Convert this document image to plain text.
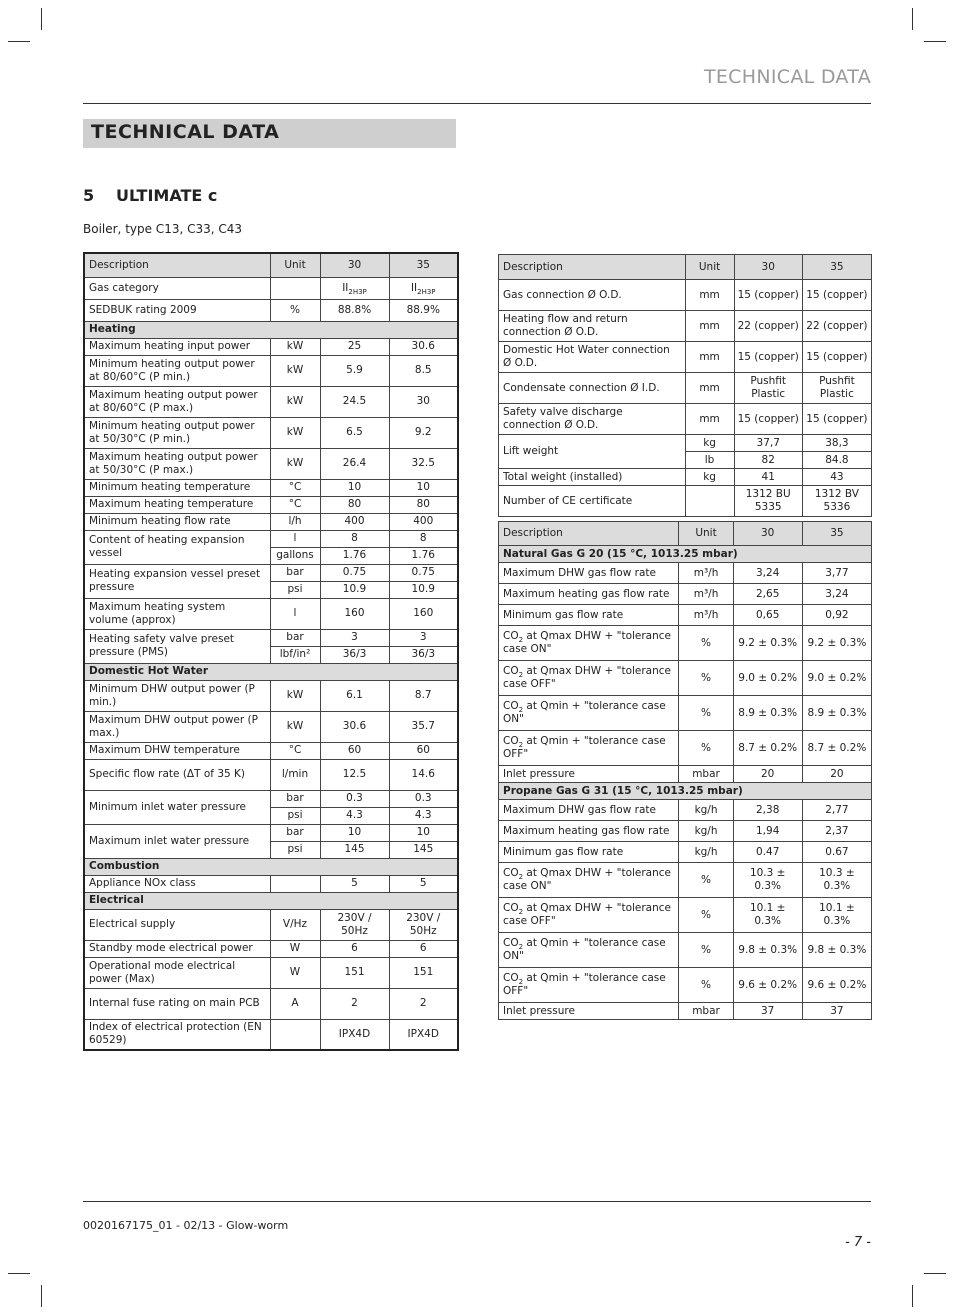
TECHNICAL DATA
TECHNICAL DATA
5 ULTIMATE c
Boiler, type C13, C33, C43
Description	Unit	30	35
Gas category		$II_{2H3P}$	$II_{2H3P}$
SEDBUK rating 2009	%	88.8%	88.9%
Heating			
Maximum heating input power	kW	25	30.6
Minimum heating output power at 80/60°C (P min.)	kW	5.9	8.5
Maximum heating output power at 80/60°C (P max.)	kW	24.5	30
Minimum heating output power at 50/30°C (P min.)	kW	6.5	9.2
Maximum heating output power at 50/30°C (P max.)	kW	26.4	32.5
Minimum heating temperature	°C	10	10
Maximum heating temperature	°C	80	80
Minimum heating flow rate	l/h	400	400
Content of heating expansion vessel	l	8	8
	gallons	1.76	1.76
Heating expansion vessel preset pressure	bar	0.75	0.75
	psi	10.9	10.9
Maximum heating system volume (approx)	l	160	160
Heating safety valve preset pressure (PMS)	bar	3	3
	lbf/in²	36/3	36/3
Domestic Hot Water			
Minimum DHW output power (P min.)	kW	6.1	8.7
Maximum DHW output power (P max.)	kW	30.6	35.7
Maximum DHW temperature	°C	60	60
Specific flow rate (ΔT of 35 K)	l/min	12.5	14.6
Minimum inlet water pressure	bar	0.3	0.3
	psi	4.3	4.3
Maximum inlet water pressure	bar	10	10
	psi	145	145
Combustion			
Appliance NOx class		5	5
Electrical			
Electrical supply	V/Hz	230V / 50Hz	230V / 50Hz
Standby mode electrical power	W	6	6
Operational mode electrical power (Max)	W	151	151
Internal fuse rating on main PCB	A	2	2
Index of electrical protection (EN 60529)		IPX4D	IPX4D
Description	Unit	30	35
Gas connection Ø O.D.	mm	15 (copper)	15 (copper)
Heating flow and return connection Ø O.D.	mm	22 (copper)	22 (copper)
Domestic Hot Water connection Ø O.D.	mm	15 (copper)	15 (copper)
Condensate connection Ø I.D.	mm	Pushfit Plastic	Pushfit Plastic
Safety valve discharge connection Ø O.D.	mm	15 (copper)	15 (copper)
Lift weight	kg	37,7	38,3
	lb	82	84.8
Total weight (installed)	kg	41	43
Number of CE certificate		1312 BU 5335	1312 BV 5336
Description	Unit	30	35
Natural Gas G 20 (15 °C, 1013.25 mbar)			
Maximum DHW gas flow rate	m³/h	3,24	3,77
Maximum heating gas flow rate	m³/h	2,65	3,24
Minimum gas flow rate	m³/h	0,65	0,92
$CO_2$ at Qmax DHW + "tolerance case ON"	%	9.2 ± 0.3%	9.2 ± 0.3%
$CO_2$ at Qmax DHW + "tolerance case OFF"	%	9.0 ± 0.2%	9.0 ± 0.2%
$CO_2$ at Qmin + "tolerance case ON"	%	8.9 ± 0.3%	8.9 ± 0.3%
$CO_2$ at Qmin + "tolerance case OFF"	%	8.7 ± 0.2%	8.7 ± 0.2%
Inlet pressure	mbar	20	20
Propane Gas G 31 (15 °C, 1013.25 mbar)			
Maximum DHW gas flow rate	kg/h	2,38	2,77
Maximum heating gas flow rate	kg/h	1,94	2,37
Minimum gas flow rate	kg/h	0.47	0.67
$CO_2$ at Qmax DHW + "tolerance case ON"	%	10.3 ± 0.3%	10.3 ± 0.3%
$CO_2$ at Qmax DHW + "tolerance case OFF"	%	10.1 ± 0.3%	10.1 ± 0.3%
$CO_2$ at Qmin + "tolerance case ON"	%	9.8 ± 0.3%	9.8 ± 0.3%
$CO_2$ at Qmin + "tolerance case OFF"	%	9.6 ± 0.2%	9.6 ± 0.2%
Inlet pressure	mbar	37	37
0020167175_01 - 02/13 - Glow-worm
- 7 -
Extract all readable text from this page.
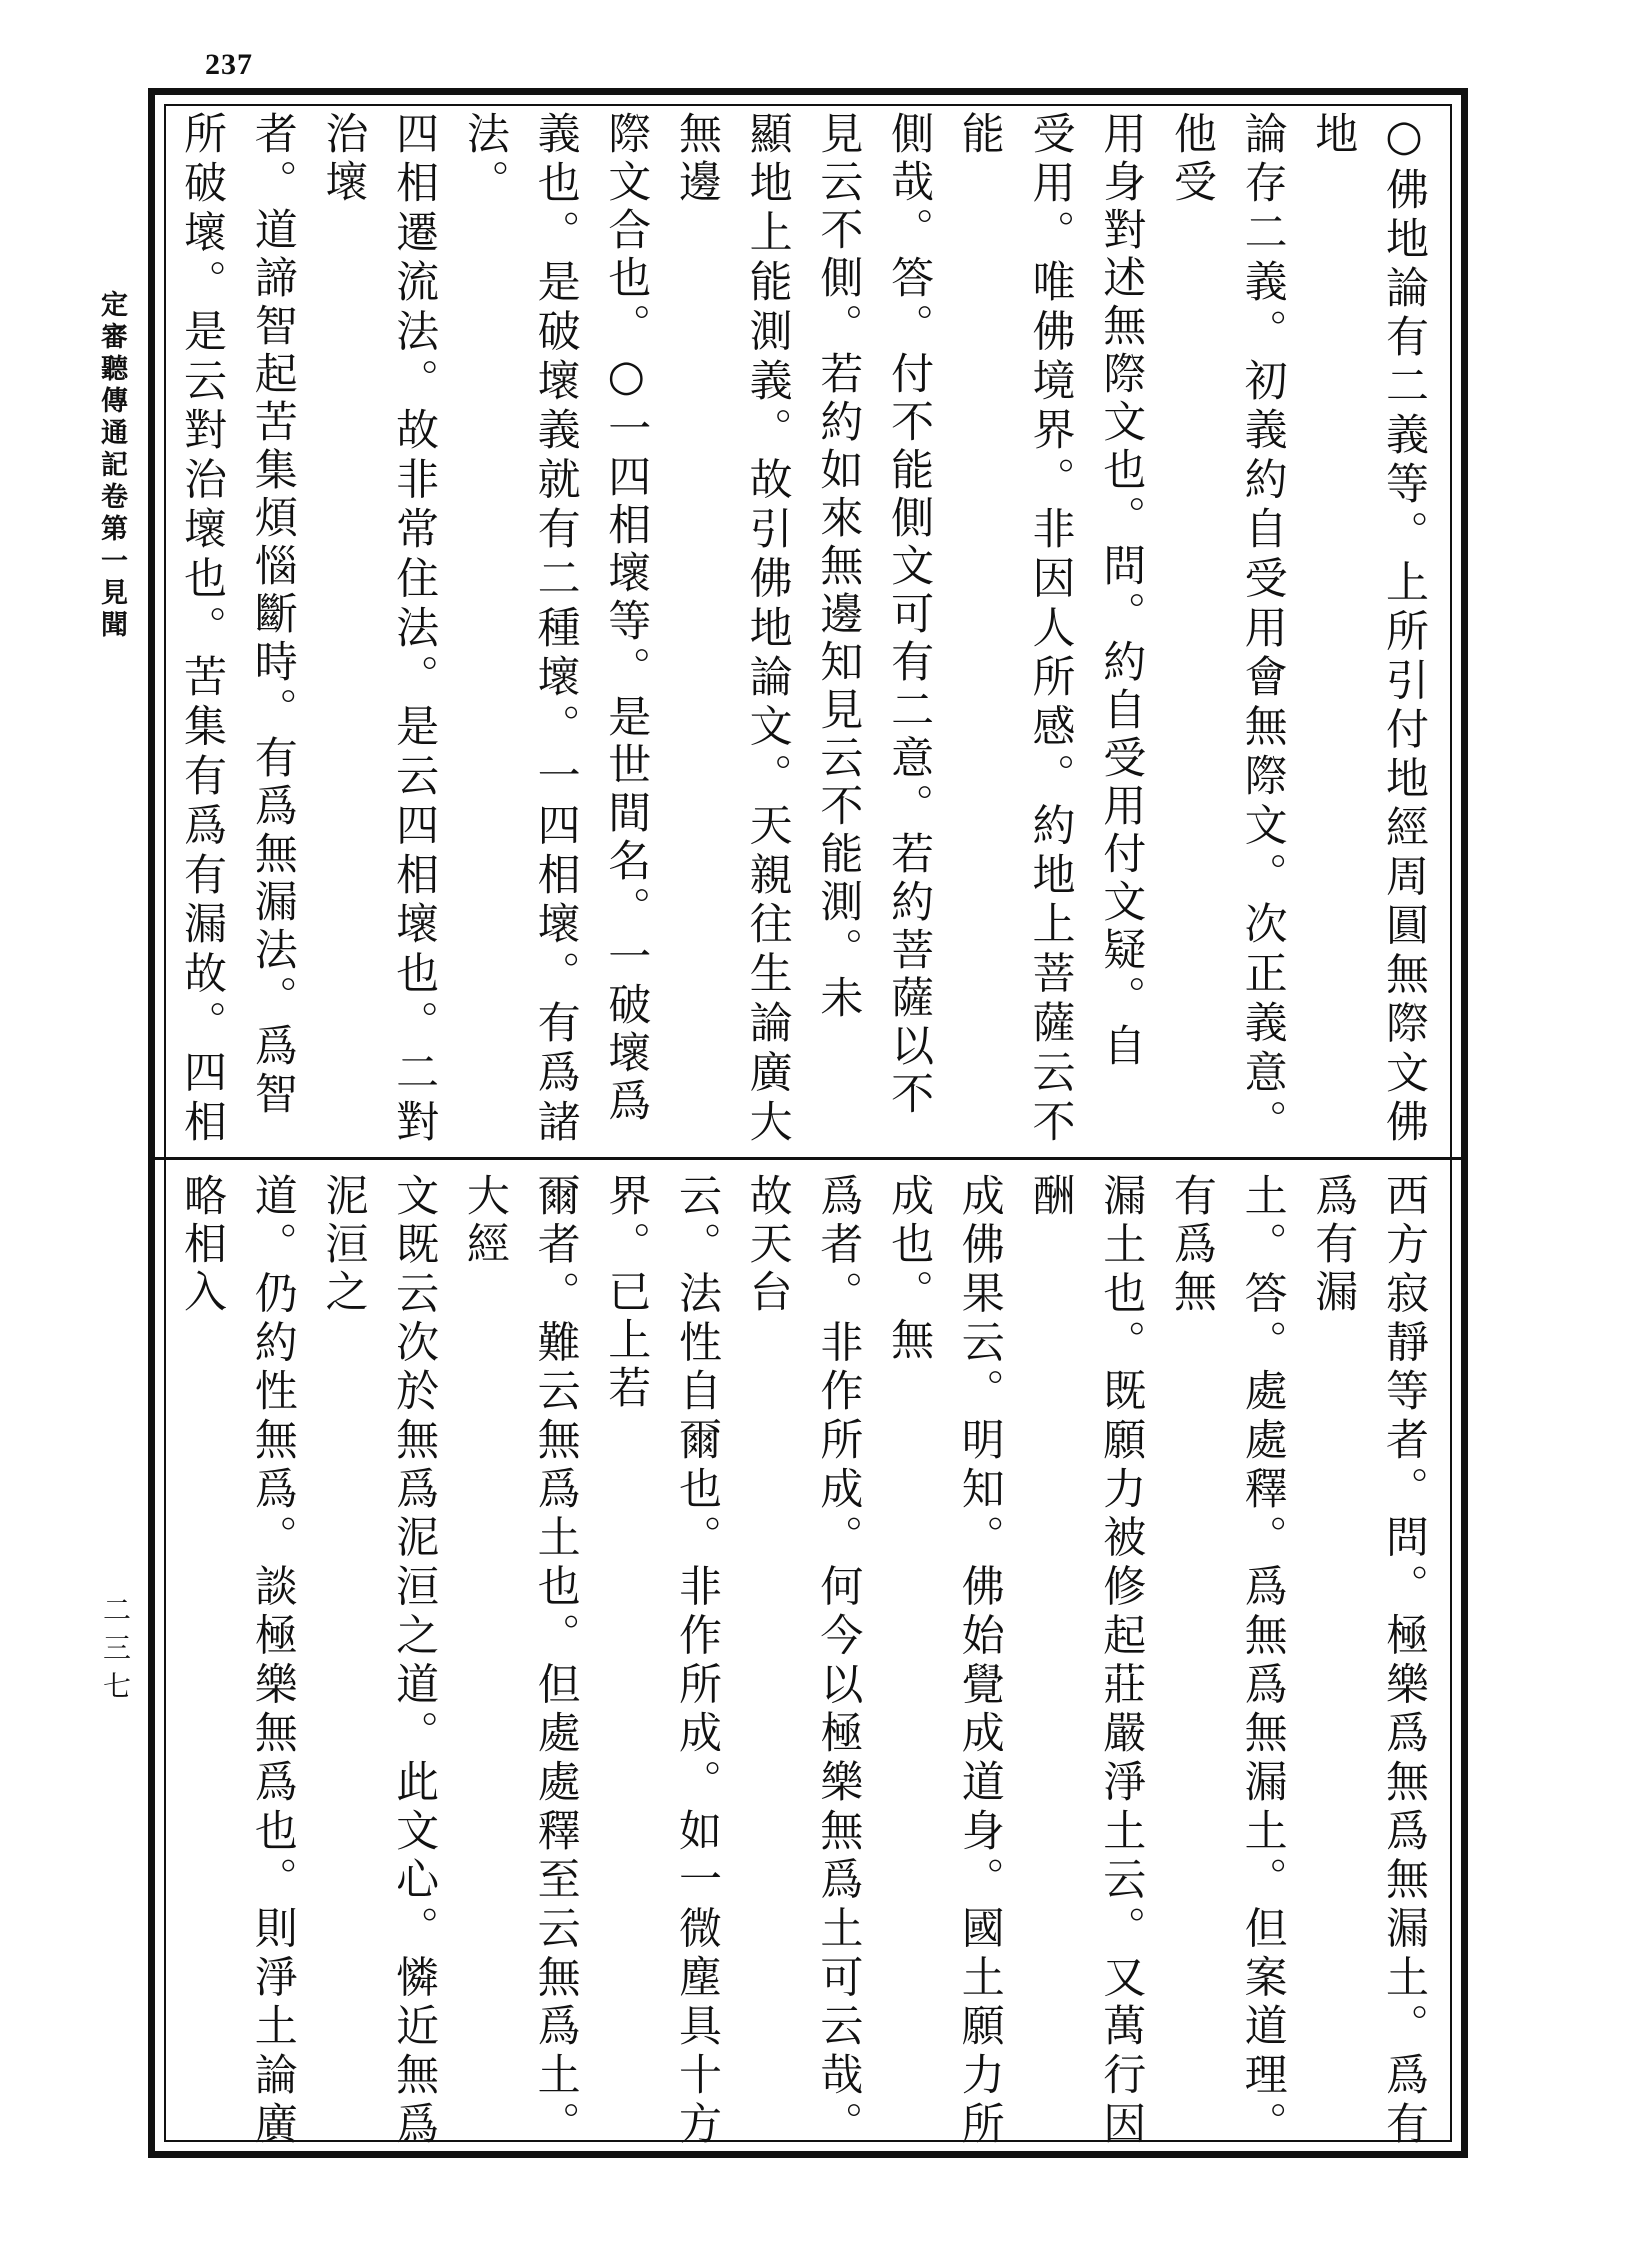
237
定審聽傳通記卷第一見聞
二三七
○佛地論有二義等。上所引付地經周圓無際文佛地
論存二義。初義約自受用會無際文。次正義意。他受
用身對述無際文也。問。約自受用付文疑。自
受用。唯佛境界。非因人所感。約地上菩薩云不能
側哉。答。付不能側文可有二意。若約菩薩以不
見云不側。若約如來無邊知見云不能測。未
顯地上能測義。故引佛地論文。天親往生論廣大無邊
際文合也。○一四相壞等。是世間名。一破壞爲
義也。是破壞義就有二種壞。一四相壞。有爲諸法。
四相遷流法。故非常住法。是云四相壞也。二對治壞
者。道諦智起苦集煩惱斷時。有爲無漏法。爲智
所破壞。是云對治壞也。苦集有爲有漏故。四相
西方寂靜等者。問。極樂爲無爲無漏土。爲有爲有漏
土。答。處處釋。爲無爲無漏土。但案道理。有爲無
漏土也。既願力被修起莊嚴淨土云。又萬行因酬
成佛果云。明知。佛始覺成道身。國土願力所成也。無
爲者。非作所成。何今以極樂無爲土可云哉。故天台
云。法性自爾也。非作所成。如一微塵具十方界。已上若
爾者。難云無爲土也。但處處釋至云無爲土。大經
文既云次於無爲泥洹之道。此文心。憐近無爲泥洹之
道。仍約性無爲。談極樂無爲也。則淨土論廣略相入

Written task:
In the lines above, find each one with "vessel" and list it.

Result of this exercise:
Content of heating expansion vessel	l	8	8
Heating expansion vessel preset pressure	bar	0.75	0.75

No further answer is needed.